- WHAT THE EXERCISE ASKS:
Retype all of the listing exactly, passing over any picture you find.

- ENTRIES:

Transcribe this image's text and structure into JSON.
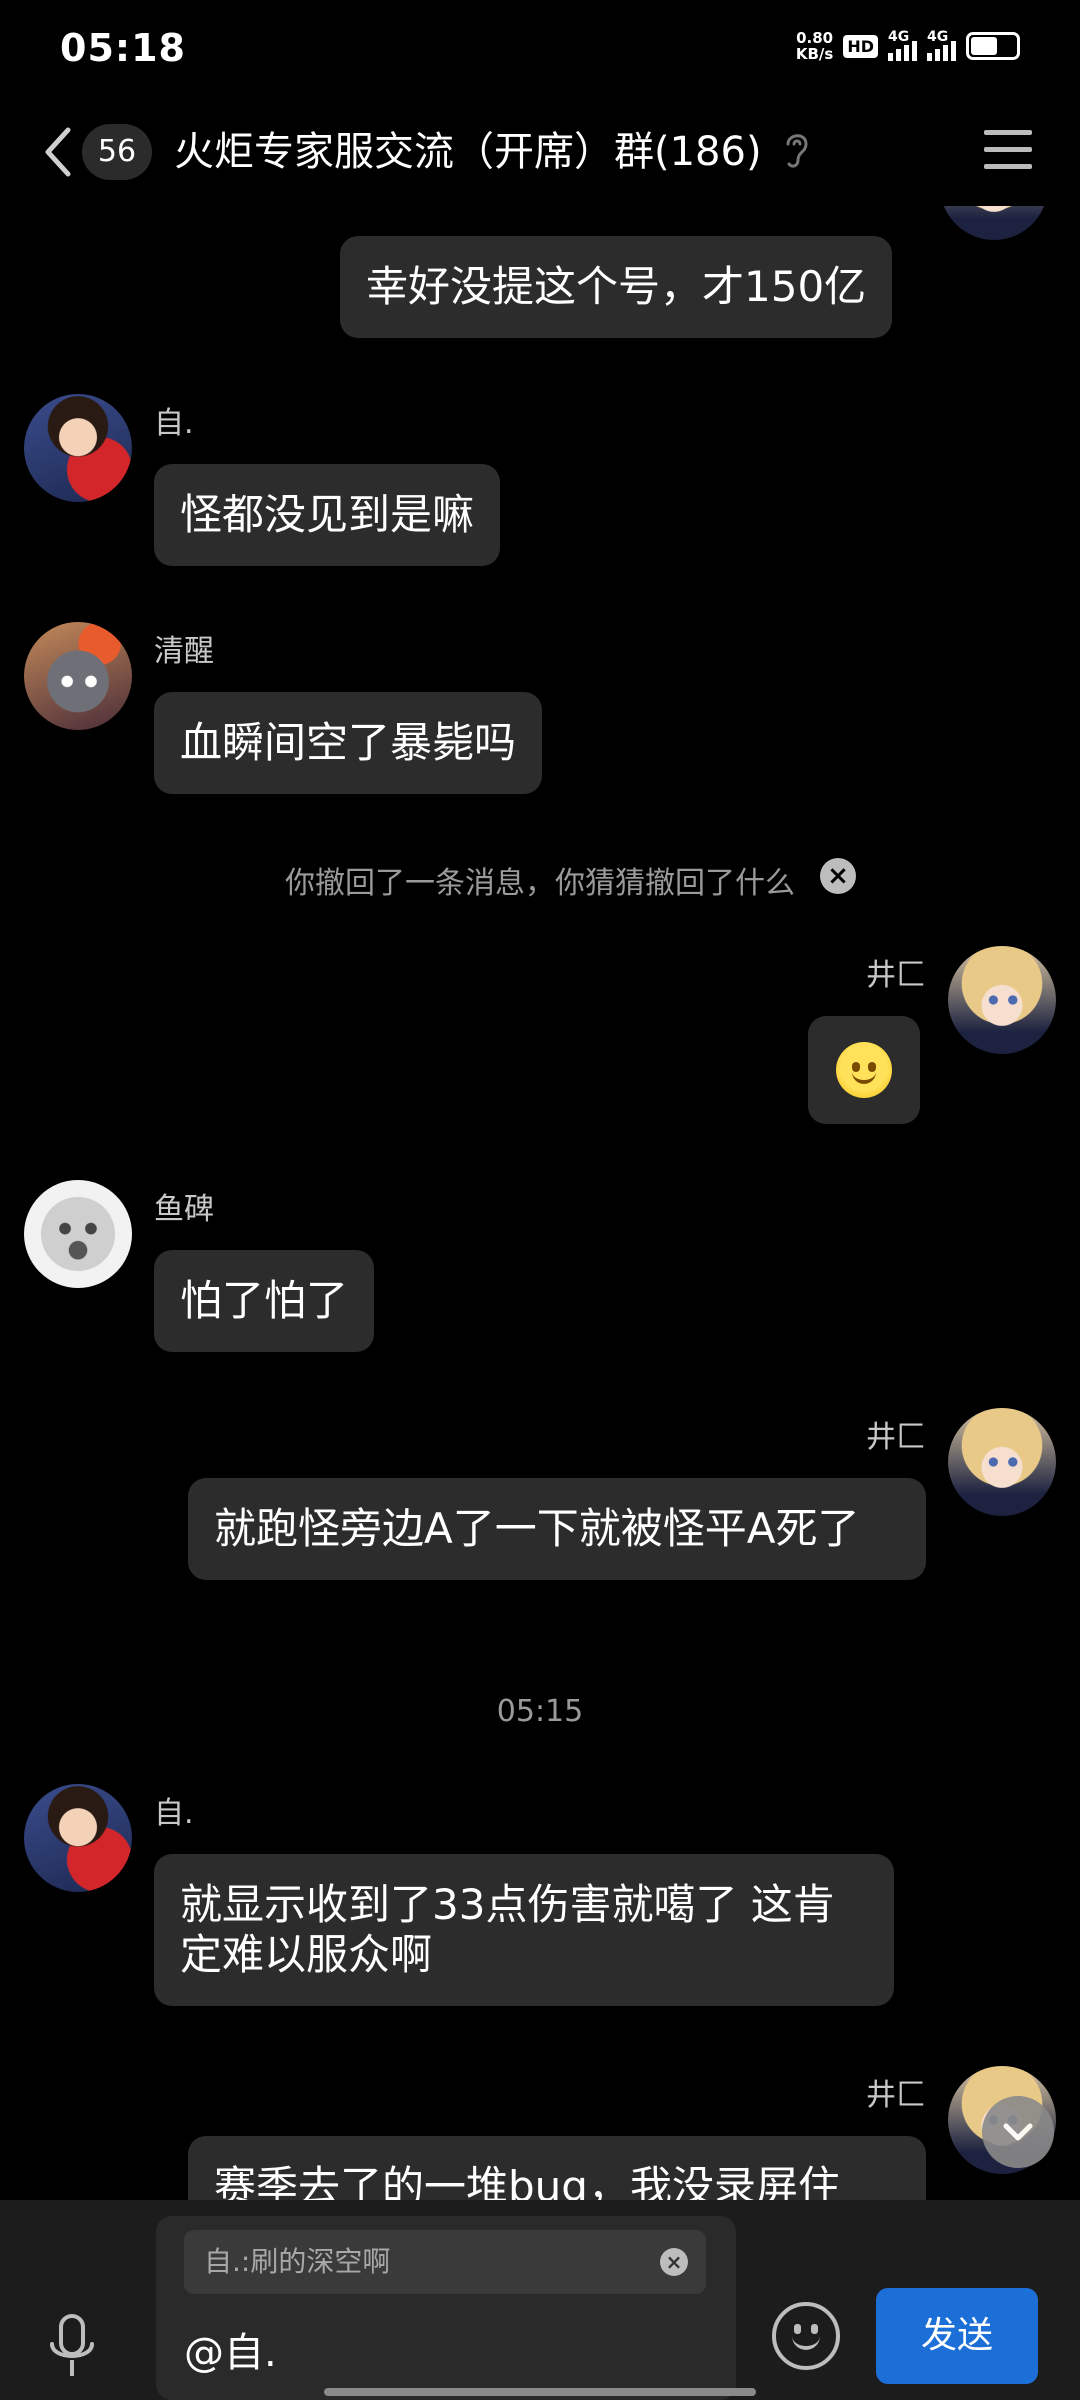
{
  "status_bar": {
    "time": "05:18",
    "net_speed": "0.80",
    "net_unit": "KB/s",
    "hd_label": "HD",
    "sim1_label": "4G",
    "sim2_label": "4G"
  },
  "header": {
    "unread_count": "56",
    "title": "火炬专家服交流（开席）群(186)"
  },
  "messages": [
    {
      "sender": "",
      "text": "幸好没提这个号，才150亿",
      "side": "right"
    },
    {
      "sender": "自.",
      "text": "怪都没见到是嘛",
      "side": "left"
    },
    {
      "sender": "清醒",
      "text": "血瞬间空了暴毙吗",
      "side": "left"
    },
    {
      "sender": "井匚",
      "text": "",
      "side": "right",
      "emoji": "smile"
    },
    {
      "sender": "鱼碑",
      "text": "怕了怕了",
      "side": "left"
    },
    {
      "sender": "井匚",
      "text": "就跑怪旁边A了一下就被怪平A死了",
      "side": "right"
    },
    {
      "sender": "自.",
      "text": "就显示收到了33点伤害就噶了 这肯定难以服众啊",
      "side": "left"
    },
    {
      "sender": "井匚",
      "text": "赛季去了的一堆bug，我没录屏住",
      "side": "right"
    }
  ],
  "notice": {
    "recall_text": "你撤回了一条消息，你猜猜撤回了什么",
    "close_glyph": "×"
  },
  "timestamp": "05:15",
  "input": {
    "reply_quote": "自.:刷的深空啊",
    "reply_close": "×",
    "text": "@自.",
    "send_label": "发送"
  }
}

- ANSWER TO THE PROBLEM:
Transcribe this image's text and structure into JSON.
{
  "status_bar": {
    "time": "05:18",
    "net_speed": "0.80",
    "net_unit": "KB/s",
    "hd_label": "HD",
    "sim1_label": "4G",
    "sim2_label": "4G"
  },
  "header": {
    "unread_count": "56",
    "title": "火炬专家服交流（开席）群(186)"
  },
  "messages": [
    {
      "sender": "",
      "text": "幸好没提这个号，才150亿",
      "side": "right"
    },
    {
      "sender": "自.",
      "text": "怪都没见到是嘛",
      "side": "left"
    },
    {
      "sender": "清醒",
      "text": "血瞬间空了暴毙吗",
      "side": "left"
    },
    {
      "sender": "井匚",
      "text": "",
      "side": "right",
      "emoji": "smile"
    },
    {
      "sender": "鱼碑",
      "text": "怕了怕了",
      "side": "left"
    },
    {
      "sender": "井匚",
      "text": "就跑怪旁边A了一下就被怪平A死了",
      "side": "right"
    },
    {
      "sender": "自.",
      "text": "就显示收到了33点伤害就噶了 这肯定难以服众啊",
      "side": "left"
    },
    {
      "sender": "井匚",
      "text": "赛季去了的一堆bug，我没录屏住",
      "side": "right"
    }
  ],
  "notice": {
    "recall_text": "你撤回了一条消息，你猜猜撤回了什么",
    "close_glyph": "×"
  },
  "timestamp": "05:15",
  "input": {
    "reply_quote": "自.:刷的深空啊",
    "reply_close": "×",
    "text": "@自.",
    "send_label": "发送"
  }
}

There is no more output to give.